_Supplied data_:
^^^^
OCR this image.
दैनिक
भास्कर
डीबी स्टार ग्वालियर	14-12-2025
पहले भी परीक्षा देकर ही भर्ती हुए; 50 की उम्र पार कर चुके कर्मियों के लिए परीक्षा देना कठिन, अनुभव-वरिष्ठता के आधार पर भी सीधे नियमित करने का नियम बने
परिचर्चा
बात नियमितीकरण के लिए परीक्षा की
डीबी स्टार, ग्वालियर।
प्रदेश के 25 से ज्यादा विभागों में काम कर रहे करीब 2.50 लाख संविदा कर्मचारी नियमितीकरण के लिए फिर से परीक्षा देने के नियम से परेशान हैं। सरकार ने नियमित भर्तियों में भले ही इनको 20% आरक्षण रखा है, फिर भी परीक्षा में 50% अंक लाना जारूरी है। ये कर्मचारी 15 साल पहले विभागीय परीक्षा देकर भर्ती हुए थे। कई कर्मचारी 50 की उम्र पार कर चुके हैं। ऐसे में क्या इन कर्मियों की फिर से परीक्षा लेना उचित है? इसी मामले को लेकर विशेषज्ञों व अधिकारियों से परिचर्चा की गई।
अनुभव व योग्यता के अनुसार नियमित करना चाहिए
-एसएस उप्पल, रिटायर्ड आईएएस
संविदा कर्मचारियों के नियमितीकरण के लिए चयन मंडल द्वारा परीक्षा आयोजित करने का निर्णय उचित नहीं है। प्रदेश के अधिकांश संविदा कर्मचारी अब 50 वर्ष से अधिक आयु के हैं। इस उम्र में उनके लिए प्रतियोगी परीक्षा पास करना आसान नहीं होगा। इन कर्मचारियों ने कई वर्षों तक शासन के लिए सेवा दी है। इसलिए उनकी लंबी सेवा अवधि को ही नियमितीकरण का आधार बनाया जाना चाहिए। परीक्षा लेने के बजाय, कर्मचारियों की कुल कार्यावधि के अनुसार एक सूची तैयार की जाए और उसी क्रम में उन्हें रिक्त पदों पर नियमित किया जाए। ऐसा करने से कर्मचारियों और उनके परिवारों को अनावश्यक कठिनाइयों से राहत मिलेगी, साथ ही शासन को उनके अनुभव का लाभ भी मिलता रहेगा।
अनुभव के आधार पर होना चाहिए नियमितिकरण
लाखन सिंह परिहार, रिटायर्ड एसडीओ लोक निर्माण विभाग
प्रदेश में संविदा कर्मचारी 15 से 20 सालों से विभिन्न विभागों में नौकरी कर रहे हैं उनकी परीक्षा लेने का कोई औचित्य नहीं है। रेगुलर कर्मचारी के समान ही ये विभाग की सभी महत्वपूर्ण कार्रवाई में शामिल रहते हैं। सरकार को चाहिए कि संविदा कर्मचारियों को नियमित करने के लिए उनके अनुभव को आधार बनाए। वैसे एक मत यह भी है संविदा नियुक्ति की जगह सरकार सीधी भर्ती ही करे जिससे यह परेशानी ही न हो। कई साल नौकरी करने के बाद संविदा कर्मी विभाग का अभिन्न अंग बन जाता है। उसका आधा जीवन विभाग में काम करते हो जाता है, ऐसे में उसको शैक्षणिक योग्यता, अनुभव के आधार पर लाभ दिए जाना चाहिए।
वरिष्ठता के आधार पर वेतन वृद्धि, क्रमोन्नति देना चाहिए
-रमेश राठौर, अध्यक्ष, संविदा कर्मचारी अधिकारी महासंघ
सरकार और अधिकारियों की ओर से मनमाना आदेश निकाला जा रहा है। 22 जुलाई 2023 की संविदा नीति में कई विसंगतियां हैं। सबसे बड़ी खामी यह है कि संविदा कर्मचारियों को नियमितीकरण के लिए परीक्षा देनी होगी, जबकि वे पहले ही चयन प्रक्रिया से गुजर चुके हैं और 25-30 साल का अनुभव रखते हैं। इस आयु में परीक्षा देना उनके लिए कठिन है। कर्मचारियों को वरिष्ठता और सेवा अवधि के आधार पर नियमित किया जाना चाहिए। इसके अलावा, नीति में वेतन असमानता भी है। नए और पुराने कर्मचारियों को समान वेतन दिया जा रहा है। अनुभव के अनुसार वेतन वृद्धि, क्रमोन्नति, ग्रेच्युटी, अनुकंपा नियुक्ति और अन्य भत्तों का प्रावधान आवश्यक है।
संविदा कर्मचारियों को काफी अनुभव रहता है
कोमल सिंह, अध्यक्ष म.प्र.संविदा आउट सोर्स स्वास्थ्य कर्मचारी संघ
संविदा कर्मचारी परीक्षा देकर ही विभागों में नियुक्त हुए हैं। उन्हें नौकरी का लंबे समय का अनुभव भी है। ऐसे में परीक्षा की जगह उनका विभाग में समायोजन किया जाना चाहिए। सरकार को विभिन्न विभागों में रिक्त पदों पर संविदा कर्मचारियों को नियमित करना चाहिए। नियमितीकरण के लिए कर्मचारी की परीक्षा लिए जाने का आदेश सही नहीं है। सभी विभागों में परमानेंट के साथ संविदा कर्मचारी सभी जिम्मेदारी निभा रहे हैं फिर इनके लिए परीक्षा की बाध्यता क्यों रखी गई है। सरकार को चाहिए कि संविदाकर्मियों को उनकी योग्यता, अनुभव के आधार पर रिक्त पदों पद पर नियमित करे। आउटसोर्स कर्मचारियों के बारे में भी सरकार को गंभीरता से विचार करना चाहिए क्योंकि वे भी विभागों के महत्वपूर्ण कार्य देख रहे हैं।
^^^^
_Challenge_: Reproduce all of the data exactly as given.

_Answer to this exercise_:
OCR this image.
दैनिक
भास्कर
डीबी स्टार ग्वालियर	14-12-2025
पहले भी परीक्षा देकर ही भर्ती हुए; 50 की उम्र पार कर चुके कर्मियों के लिए परीक्षा देना कठिन, अनुभव-वरिष्ठता के आधार पर भी सीधे नियमित करने का नियम बने
परिचर्चा
बात नियमितीकरण के लिए परीक्षा की
डीबी स्टार, ग्वालियर।
प्रदेश के 25 से ज्यादा विभागों में काम कर रहे करीब 2.50 लाख संविदा कर्मचारी नियमितीकरण के लिए फिर से परीक्षा देने के नियम से परेशान हैं। सरकार ने नियमित भर्तियों में भले ही इनको 20% आरक्षण रखा है, फिर भी परीक्षा में 50% अंक लाना जारूरी है। ये कर्मचारी 15 साल पहले विभागीय परीक्षा देकर भर्ती हुए थे। कई कर्मचारी 50 की उम्र पार कर चुके हैं। ऐसे में क्या इन कर्मियों की फिर से परीक्षा लेना उचित है? इसी मामले को लेकर विशेषज्ञों व अधिकारियों से परिचर्चा की गई।
अनुभव व योग्यता के अनुसार नियमित करना चाहिए
-एसएस उप्पल, रिटायर्ड आईएएस
संविदा कर्मचारियों के नियमितीकरण के लिए चयन मंडल द्वारा परीक्षा आयोजित करने का निर्णय उचित नहीं है। प्रदेश के अधिकांश संविदा कर्मचारी अब 50 वर्ष से अधिक आयु के हैं। इस उम्र में उनके लिए प्रतियोगी परीक्षा पास करना आसान नहीं होगा। इन कर्मचारियों ने कई वर्षों तक शासन के लिए सेवा दी है। इसलिए उनकी लंबी सेवा अवधि को ही नियमितीकरण का आधार बनाया जाना चाहिए। परीक्षा लेने के बजाय, कर्मचारियों की कुल कार्यावधि के अनुसार एक सूची तैयार की जाए और उसी क्रम में उन्हें रिक्त पदों पर नियमित किया जाए। ऐसा करने से कर्मचारियों और उनके परिवारों को अनावश्यक कठिनाइयों से राहत मिलेगी, साथ ही शासन को उनके अनुभव का लाभ भी मिलता रहेगा।
अनुभव के आधार पर होना चाहिए नियमितिकरण
लाखन सिंह परिहार, रिटायर्ड एसडीओ लोक निर्माण विभाग
प्रदेश में संविदा कर्मचारी 15 से 20 सालों से विभिन्न विभागों में नौकरी कर रहे हैं उनकी परीक्षा लेने का कोई औचित्य नहीं है। रेगुलर कर्मचारी के समान ही ये विभाग की सभी महत्वपूर्ण कार्रवाई में शामिल रहते हैं। सरकार को चाहिए कि संविदा कर्मचारियों को नियमित करने के लिए उनके अनुभव को आधार बनाए। वैसे एक मत यह भी है संविदा नियुक्ति की जगह सरकार सीधी भर्ती ही करे जिससे यह परेशानी ही न हो। कई साल नौकरी करने के बाद संविदा कर्मी विभाग का अभिन्न अंग बन जाता है। उसका आधा जीवन विभाग में काम करते हो जाता है, ऐसे में उसको शैक्षणिक योग्यता, अनुभव के आधार पर लाभ दिए जाना चाहिए।
वरिष्ठता के आधार पर वेतन वृद्धि, क्रमोन्नति देना चाहिए
-रमेश राठौर, अध्यक्ष, संविदा कर्मचारी अधिकारी महासंघ
सरकार और अधिकारियों की ओर से मनमाना आदेश निकाला जा रहा है। 22 जुलाई 2023 की संविदा नीति में कई विसंगतियां हैं। सबसे बड़ी खामी यह है कि संविदा कर्मचारियों को नियमितीकरण के लिए परीक्षा देनी होगी, जबकि वे पहले ही चयन प्रक्रिया से गुजर चुके हैं और 25-30 साल का अनुभव रखते हैं। इस आयु में परीक्षा देना उनके लिए कठिन है। कर्मचारियों को वरिष्ठता और सेवा अवधि के आधार पर नियमित किया जाना चाहिए। इसके अलावा, नीति में वेतन असमानता भी है। नए और पुराने कर्मचारियों को समान वेतन दिया जा रहा है। अनुभव के अनुसार वेतन वृद्धि, क्रमोन्नति, ग्रेच्युटी, अनुकंपा नियुक्ति और अन्य भत्तों का प्रावधान आवश्यक है।
संविदा कर्मचारियों को काफी अनुभव रहता है
कोमल सिंह, अध्यक्ष म.प्र.संविदा आउट सोर्स स्वास्थ्य कर्मचारी संघ
संविदा कर्मचारी परीक्षा देकर ही विभागों में नियुक्त हुए हैं। उन्हें नौकरी का लंबे समय का अनुभव भी है। ऐसे में परीक्षा की जगह उनका विभाग में समायोजन किया जाना चाहिए। सरकार को विभिन्न विभागों में रिक्त पदों पर संविदा कर्मचारियों को नियमित करना चाहिए। नियमितीकरण के लिए कर्मचारी की परीक्षा लिए जाने का आदेश सही नहीं है। सभी विभागों में परमानेंट के साथ संविदा कर्मचारी सभी जिम्मेदारी निभा रहे हैं फिर इनके लिए परीक्षा की बाध्यता क्यों रखी गई है। सरकार को चाहिए कि संविदाकर्मियों को उनकी योग्यता, अनुभव के आधार पर रिक्त पदों पद पर नियमित करे। आउटसोर्स कर्मचारियों के बारे में भी सरकार को गंभीरता से विचार करना चाहिए क्योंकि वे भी विभागों के महत्वपूर्ण कार्य देख रहे हैं।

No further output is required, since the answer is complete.